===== Supplied entries =====
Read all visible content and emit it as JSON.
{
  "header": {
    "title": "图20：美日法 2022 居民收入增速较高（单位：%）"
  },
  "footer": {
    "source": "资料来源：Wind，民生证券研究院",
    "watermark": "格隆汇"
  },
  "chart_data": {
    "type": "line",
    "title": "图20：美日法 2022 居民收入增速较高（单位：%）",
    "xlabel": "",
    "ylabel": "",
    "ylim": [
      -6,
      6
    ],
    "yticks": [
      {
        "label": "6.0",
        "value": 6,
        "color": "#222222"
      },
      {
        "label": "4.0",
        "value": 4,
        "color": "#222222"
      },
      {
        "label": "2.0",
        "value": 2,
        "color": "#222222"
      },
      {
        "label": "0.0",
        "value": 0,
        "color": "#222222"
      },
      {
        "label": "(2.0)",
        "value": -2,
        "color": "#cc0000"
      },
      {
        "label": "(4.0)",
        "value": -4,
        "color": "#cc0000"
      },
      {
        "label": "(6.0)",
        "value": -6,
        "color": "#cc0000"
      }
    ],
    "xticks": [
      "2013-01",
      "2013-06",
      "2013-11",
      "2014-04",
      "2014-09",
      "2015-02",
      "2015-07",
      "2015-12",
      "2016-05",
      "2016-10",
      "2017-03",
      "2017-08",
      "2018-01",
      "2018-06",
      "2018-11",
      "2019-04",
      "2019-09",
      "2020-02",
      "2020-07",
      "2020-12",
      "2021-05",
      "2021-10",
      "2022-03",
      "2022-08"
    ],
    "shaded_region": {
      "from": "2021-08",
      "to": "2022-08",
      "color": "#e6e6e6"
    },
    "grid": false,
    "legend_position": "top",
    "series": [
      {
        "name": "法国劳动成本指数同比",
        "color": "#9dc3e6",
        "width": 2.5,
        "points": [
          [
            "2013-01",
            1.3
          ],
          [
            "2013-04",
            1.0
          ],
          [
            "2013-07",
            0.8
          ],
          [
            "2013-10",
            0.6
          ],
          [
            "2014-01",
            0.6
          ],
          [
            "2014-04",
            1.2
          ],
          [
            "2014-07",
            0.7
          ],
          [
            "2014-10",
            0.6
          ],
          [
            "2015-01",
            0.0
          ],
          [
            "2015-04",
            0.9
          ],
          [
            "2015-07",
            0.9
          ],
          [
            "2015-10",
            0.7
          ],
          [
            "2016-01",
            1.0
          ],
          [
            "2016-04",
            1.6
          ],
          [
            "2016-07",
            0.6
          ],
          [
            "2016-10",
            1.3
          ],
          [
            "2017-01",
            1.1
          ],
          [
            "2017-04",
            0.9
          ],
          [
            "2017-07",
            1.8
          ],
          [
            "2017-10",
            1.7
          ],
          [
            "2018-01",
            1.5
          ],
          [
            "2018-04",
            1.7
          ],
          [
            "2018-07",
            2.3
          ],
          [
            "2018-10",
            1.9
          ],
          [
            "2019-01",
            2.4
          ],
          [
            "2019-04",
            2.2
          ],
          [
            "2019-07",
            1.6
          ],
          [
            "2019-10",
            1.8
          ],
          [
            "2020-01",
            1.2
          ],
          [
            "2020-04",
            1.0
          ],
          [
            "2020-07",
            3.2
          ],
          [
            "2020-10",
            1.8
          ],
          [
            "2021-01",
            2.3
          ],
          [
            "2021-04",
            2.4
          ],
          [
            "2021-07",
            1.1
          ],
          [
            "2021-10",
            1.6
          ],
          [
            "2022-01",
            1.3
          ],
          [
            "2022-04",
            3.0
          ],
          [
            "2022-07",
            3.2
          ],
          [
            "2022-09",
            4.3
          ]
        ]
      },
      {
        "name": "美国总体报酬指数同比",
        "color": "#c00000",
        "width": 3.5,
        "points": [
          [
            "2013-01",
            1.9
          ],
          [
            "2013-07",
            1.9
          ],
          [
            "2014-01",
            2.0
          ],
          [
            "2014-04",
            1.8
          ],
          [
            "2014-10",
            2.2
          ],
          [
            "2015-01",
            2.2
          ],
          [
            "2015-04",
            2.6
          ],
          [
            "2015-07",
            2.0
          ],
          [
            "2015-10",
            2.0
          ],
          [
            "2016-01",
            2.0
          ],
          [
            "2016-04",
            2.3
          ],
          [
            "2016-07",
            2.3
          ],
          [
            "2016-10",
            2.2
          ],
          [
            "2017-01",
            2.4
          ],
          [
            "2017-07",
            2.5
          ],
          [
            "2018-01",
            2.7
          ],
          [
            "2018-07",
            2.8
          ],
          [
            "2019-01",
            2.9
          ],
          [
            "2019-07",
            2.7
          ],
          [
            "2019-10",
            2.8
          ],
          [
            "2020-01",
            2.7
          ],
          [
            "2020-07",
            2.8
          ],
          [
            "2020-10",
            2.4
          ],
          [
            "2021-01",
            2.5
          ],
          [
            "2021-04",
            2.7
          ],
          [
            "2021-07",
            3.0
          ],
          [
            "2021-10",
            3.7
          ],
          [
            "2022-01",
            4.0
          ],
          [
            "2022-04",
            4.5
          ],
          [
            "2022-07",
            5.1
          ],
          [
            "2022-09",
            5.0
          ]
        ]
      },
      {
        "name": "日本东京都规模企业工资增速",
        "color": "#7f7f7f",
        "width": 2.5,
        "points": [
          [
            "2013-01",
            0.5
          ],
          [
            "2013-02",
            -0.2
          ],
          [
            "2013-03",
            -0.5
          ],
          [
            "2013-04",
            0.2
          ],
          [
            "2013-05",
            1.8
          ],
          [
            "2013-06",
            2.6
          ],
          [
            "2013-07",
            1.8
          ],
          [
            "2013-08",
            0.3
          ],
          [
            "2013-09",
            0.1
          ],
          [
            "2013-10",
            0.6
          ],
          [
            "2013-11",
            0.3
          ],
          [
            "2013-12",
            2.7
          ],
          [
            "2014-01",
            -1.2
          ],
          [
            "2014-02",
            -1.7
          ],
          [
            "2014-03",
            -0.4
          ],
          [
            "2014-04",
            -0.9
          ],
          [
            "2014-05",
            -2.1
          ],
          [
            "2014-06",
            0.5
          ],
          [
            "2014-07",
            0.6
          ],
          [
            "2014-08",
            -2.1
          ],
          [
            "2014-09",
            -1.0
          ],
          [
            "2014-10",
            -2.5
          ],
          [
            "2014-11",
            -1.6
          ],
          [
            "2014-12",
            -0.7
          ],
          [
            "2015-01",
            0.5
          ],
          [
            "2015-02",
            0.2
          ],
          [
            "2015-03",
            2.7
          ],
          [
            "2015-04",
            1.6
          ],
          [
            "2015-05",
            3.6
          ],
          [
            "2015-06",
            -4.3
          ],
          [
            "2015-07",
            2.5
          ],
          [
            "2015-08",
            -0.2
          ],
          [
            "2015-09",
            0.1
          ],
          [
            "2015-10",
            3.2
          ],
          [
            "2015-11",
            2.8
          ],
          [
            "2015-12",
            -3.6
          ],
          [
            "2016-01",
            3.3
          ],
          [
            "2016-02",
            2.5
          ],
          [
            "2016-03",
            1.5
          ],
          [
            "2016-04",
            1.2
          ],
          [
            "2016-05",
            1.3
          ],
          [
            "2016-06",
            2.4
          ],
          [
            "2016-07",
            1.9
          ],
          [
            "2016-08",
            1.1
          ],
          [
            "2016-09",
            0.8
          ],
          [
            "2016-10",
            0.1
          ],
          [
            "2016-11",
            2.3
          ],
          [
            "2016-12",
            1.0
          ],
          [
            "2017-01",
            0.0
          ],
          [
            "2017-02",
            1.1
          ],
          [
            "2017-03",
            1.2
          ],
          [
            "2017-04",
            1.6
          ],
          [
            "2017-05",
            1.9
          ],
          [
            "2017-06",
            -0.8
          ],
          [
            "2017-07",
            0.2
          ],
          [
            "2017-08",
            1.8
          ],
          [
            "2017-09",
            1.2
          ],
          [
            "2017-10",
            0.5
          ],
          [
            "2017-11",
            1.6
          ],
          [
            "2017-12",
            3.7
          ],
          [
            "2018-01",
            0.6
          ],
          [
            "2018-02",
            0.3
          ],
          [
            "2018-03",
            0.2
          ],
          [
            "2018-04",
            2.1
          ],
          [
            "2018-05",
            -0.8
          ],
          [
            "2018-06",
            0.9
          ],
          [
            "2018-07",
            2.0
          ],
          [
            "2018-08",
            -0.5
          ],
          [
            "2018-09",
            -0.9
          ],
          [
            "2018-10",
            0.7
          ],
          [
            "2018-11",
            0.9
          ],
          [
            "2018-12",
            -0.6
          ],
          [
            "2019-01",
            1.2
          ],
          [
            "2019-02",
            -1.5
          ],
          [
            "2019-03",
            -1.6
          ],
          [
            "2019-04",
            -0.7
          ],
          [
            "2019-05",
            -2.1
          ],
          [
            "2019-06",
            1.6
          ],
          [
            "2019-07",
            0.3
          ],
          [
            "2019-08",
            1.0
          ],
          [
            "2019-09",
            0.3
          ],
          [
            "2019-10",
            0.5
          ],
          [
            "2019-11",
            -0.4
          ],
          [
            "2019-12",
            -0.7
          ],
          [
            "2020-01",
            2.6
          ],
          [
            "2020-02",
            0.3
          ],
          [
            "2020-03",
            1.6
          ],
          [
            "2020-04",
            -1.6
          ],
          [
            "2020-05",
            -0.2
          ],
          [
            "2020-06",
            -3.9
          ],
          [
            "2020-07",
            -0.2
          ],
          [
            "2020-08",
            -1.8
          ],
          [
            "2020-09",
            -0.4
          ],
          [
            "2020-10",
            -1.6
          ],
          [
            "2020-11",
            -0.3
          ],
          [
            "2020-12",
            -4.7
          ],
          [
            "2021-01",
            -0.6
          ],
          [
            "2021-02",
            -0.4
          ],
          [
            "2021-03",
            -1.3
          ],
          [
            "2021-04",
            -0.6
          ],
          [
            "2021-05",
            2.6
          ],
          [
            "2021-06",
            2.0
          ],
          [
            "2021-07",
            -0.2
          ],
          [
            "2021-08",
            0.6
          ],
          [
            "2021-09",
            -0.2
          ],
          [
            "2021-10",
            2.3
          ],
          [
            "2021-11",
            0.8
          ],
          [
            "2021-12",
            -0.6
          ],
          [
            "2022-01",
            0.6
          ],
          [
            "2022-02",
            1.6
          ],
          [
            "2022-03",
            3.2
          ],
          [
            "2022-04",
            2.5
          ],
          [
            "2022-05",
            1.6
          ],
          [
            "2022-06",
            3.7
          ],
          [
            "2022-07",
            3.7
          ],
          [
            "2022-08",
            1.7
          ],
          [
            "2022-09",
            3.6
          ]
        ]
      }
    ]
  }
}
=====
Pull out each line of the entries that contains "name".

> **Exercise output**:
        "name": "法国劳动成本指数同比",
        "name": "美国总体报酬指数同比",
        "name": "日本东京都规模企业工资增速",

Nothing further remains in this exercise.